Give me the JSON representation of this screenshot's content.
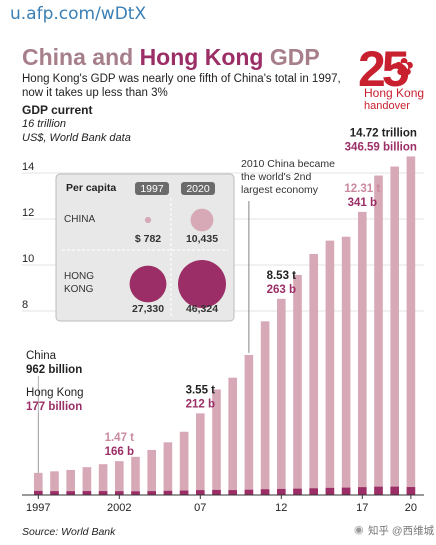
{
  "header": {
    "url": "u.afp.com/wDtX",
    "title_part1": "China",
    "title_and": " and ",
    "title_part2": "Hong Kong",
    "title_part3": " GDP",
    "subtitle": "Hong Kong's GDP was nearly one fifth of China's total  in 1997, now it takes up less than 3%",
    "gdp_label": "GDP current",
    "unit_line1": "16 trillion",
    "unit_line2": "US$, World Bank data"
  },
  "logo": {
    "number": "25",
    "line1": "Hong Kong",
    "line2": "handover"
  },
  "footer": {
    "source": "Source: World Bank",
    "watermark": "知乎 @西维城"
  },
  "colors": {
    "china": "#d7a8b6",
    "hongkong": "#9b2e66",
    "china_text": "#c98a9e",
    "title_grey": "#a67f8a"
  },
  "chart_data": {
    "type": "bar",
    "title": "China and Hong Kong GDP",
    "ylabel": "GDP current",
    "ylim": [
      0,
      16
    ],
    "yticks": [
      8,
      10,
      12,
      14
    ],
    "ytick_labels": [
      "8",
      "10",
      "12",
      "14"
    ],
    "categories": [
      1997,
      1998,
      1999,
      2000,
      2001,
      2002,
      2003,
      2004,
      2005,
      2006,
      2007,
      2008,
      2009,
      2010,
      2011,
      2012,
      2013,
      2014,
      2015,
      2016,
      2017,
      2018,
      2019,
      2020
    ],
    "xtick_labels": [
      {
        "year": 1997,
        "label": "1997"
      },
      {
        "year": 2002,
        "label": "2002"
      },
      {
        "year": 2007,
        "label": "07"
      },
      {
        "year": 2012,
        "label": "12"
      },
      {
        "year": 2017,
        "label": "17"
      },
      {
        "year": 2020,
        "label": "20"
      }
    ],
    "series": [
      {
        "name": "China",
        "unit": "US$ trillion",
        "values": [
          0.962,
          1.03,
          1.09,
          1.21,
          1.34,
          1.47,
          1.66,
          1.96,
          2.29,
          2.75,
          3.55,
          4.59,
          5.1,
          6.09,
          7.55,
          8.53,
          9.57,
          10.48,
          11.06,
          11.23,
          12.31,
          13.89,
          14.28,
          14.72
        ]
      },
      {
        "name": "Hong Kong",
        "unit": "US$ billion",
        "values": [
          177,
          169,
          166,
          172,
          170,
          166,
          161,
          169,
          182,
          194,
          212,
          220,
          214,
          229,
          249,
          263,
          276,
          291,
          309,
          321,
          341,
          362,
          363,
          346.59
        ]
      }
    ],
    "annotations": [
      {
        "year": 1997,
        "line1": "China",
        "line2": "962 billion",
        "style": "china-dark"
      },
      {
        "year": 1997,
        "line1": "Hong Kong",
        "line2": "177 billion",
        "style": "hk"
      },
      {
        "year": 2002,
        "line1": "1.47 t",
        "line2": "166 b",
        "style": "pair-light"
      },
      {
        "year": 2007,
        "line1": "3.55 t",
        "line2": "212 b",
        "style": "pair-dark"
      },
      {
        "year": 2012,
        "line1": "8.53 t",
        "line2": "263 b",
        "style": "pair-dark"
      },
      {
        "year": 2017,
        "line1": "12.31 t",
        "line2": "341 b",
        "style": "pair-light"
      },
      {
        "year": 2020,
        "line1": "14.72 trillion",
        "line2": "346.59 billion",
        "style": "pair-dark"
      }
    ],
    "note": {
      "year": 2010,
      "text": [
        "2010 China became",
        "the world's 2nd",
        "largest economy"
      ]
    },
    "inset": {
      "title": "Per capita",
      "year1": "1997",
      "year2": "2020",
      "rows": [
        {
          "name": [
            "CHINA"
          ],
          "v1": 782,
          "v1_label": "$ 782",
          "v2": 10435,
          "v2_label": "10,435"
        },
        {
          "name": [
            "HONG",
            "KONG"
          ],
          "v1": 27330,
          "v1_label": "27,330",
          "v2": 46324,
          "v2_label": "46,324"
        }
      ]
    }
  }
}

• _Task statement_: From start to finish, output the listing exactly, but omit its pictures.

• _Exercise result_:
Give me the JSON representation of this screenshot's content.
{
  "header": {
    "url": "u.afp.com/wDtX",
    "title_part1": "China",
    "title_and": " and ",
    "title_part2": "Hong Kong",
    "title_part3": " GDP",
    "subtitle": "Hong Kong's GDP was nearly one fifth of China's total  in 1997, now it takes up less than 3%",
    "gdp_label": "GDP current",
    "unit_line1": "16 trillion",
    "unit_line2": "US$, World Bank data"
  },
  "logo": {
    "number": "25",
    "line1": "Hong Kong",
    "line2": "handover"
  },
  "footer": {
    "source": "Source: World Bank",
    "watermark": "知乎 @西维城"
  },
  "colors": {
    "china": "#d7a8b6",
    "hongkong": "#9b2e66",
    "china_text": "#c98a9e",
    "title_grey": "#a67f8a"
  },
  "chart_data": {
    "type": "bar",
    "title": "China and Hong Kong GDP",
    "ylabel": "GDP current",
    "ylim": [
      0,
      16
    ],
    "yticks": [
      8,
      10,
      12,
      14
    ],
    "ytick_labels": [
      "8",
      "10",
      "12",
      "14"
    ],
    "categories": [
      1997,
      1998,
      1999,
      2000,
      2001,
      2002,
      2003,
      2004,
      2005,
      2006,
      2007,
      2008,
      2009,
      2010,
      2011,
      2012,
      2013,
      2014,
      2015,
      2016,
      2017,
      2018,
      2019,
      2020
    ],
    "xtick_labels": [
      {
        "year": 1997,
        "label": "1997"
      },
      {
        "year": 2002,
        "label": "2002"
      },
      {
        "year": 2007,
        "label": "07"
      },
      {
        "year": 2012,
        "label": "12"
      },
      {
        "year": 2017,
        "label": "17"
      },
      {
        "year": 2020,
        "label": "20"
      }
    ],
    "series": [
      {
        "name": "China",
        "unit": "US$ trillion",
        "values": [
          0.962,
          1.03,
          1.09,
          1.21,
          1.34,
          1.47,
          1.66,
          1.96,
          2.29,
          2.75,
          3.55,
          4.59,
          5.1,
          6.09,
          7.55,
          8.53,
          9.57,
          10.48,
          11.06,
          11.23,
          12.31,
          13.89,
          14.28,
          14.72
        ]
      },
      {
        "name": "Hong Kong",
        "unit": "US$ billion",
        "values": [
          177,
          169,
          166,
          172,
          170,
          166,
          161,
          169,
          182,
          194,
          212,
          220,
          214,
          229,
          249,
          263,
          276,
          291,
          309,
          321,
          341,
          362,
          363,
          346.59
        ]
      }
    ],
    "annotations": [
      {
        "year": 1997,
        "line1": "China",
        "line2": "962 billion",
        "style": "china-dark"
      },
      {
        "year": 1997,
        "line1": "Hong Kong",
        "line2": "177 billion",
        "style": "hk"
      },
      {
        "year": 2002,
        "line1": "1.47 t",
        "line2": "166 b",
        "style": "pair-light"
      },
      {
        "year": 2007,
        "line1": "3.55 t",
        "line2": "212 b",
        "style": "pair-dark"
      },
      {
        "year": 2012,
        "line1": "8.53 t",
        "line2": "263 b",
        "style": "pair-dark"
      },
      {
        "year": 2017,
        "line1": "12.31 t",
        "line2": "341 b",
        "style": "pair-light"
      },
      {
        "year": 2020,
        "line1": "14.72 trillion",
        "line2": "346.59 billion",
        "style": "pair-dark"
      }
    ],
    "note": {
      "year": 2010,
      "text": [
        "2010 China became",
        "the world's 2nd",
        "largest economy"
      ]
    },
    "inset": {
      "title": "Per capita",
      "year1": "1997",
      "year2": "2020",
      "rows": [
        {
          "name": [
            "CHINA"
          ],
          "v1": 782,
          "v1_label": "$ 782",
          "v2": 10435,
          "v2_label": "10,435"
        },
        {
          "name": [
            "HONG",
            "KONG"
          ],
          "v1": 27330,
          "v1_label": "27,330",
          "v2": 46324,
          "v2_label": "46,324"
        }
      ]
    }
  }
}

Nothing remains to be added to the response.